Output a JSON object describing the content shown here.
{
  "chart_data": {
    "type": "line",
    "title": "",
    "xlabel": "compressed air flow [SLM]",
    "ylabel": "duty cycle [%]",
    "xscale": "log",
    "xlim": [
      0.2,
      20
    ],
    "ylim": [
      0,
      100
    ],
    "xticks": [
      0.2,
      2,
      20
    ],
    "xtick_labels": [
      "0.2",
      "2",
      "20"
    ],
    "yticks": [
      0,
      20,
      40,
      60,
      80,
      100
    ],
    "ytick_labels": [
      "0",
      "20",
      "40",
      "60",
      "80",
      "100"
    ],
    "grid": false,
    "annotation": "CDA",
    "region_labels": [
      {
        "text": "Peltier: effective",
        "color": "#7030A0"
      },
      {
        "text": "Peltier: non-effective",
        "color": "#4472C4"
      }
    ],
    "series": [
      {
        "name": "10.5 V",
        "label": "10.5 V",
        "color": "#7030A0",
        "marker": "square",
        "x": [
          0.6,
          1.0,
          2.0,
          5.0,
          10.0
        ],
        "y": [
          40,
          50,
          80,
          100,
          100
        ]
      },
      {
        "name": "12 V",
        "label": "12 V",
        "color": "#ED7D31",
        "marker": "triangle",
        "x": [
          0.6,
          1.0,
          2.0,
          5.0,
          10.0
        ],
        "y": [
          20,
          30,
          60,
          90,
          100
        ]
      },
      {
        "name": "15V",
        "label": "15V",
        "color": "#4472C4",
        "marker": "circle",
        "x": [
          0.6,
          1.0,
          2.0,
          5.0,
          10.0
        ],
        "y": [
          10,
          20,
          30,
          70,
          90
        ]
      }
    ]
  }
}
---
**WHAT YOU SHOULD DO**
Going through the entries above, tally each line that has the word "color". Answer with the number only.

**COMPLETE RESPONSE**
5